TASK TO COMPLETE:
Select every line below containing the word "生物安全议定书".

Collection entries
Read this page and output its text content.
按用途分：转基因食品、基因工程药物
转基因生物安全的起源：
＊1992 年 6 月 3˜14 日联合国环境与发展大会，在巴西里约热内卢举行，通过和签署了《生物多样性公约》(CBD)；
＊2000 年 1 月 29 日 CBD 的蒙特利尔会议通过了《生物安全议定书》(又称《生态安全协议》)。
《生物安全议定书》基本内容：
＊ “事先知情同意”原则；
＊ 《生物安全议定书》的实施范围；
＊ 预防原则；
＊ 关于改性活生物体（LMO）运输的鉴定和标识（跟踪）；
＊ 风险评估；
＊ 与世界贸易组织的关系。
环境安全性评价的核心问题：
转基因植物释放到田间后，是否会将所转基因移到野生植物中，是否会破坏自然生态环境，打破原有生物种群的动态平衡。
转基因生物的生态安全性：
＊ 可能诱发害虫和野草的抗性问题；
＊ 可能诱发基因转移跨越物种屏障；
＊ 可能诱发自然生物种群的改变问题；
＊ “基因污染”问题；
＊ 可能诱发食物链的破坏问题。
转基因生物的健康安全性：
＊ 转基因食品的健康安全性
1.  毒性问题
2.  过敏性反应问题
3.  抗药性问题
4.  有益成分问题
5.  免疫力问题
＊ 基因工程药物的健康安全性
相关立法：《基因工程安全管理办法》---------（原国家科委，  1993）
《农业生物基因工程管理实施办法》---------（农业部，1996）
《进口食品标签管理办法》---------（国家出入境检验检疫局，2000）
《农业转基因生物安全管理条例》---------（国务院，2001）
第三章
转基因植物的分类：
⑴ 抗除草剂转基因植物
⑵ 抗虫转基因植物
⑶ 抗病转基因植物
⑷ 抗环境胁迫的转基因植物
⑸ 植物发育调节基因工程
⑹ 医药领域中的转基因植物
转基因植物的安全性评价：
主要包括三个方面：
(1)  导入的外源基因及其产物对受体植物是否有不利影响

COMPLETE ANSWER:
＊2000 年 1 月 29 日 CBD 的蒙特利尔会议通过了《生物安全议定书》(又称《生态安全协议》)。
《生物安全议定书》基本内容：
＊ 《生物安全议定书》的实施范围；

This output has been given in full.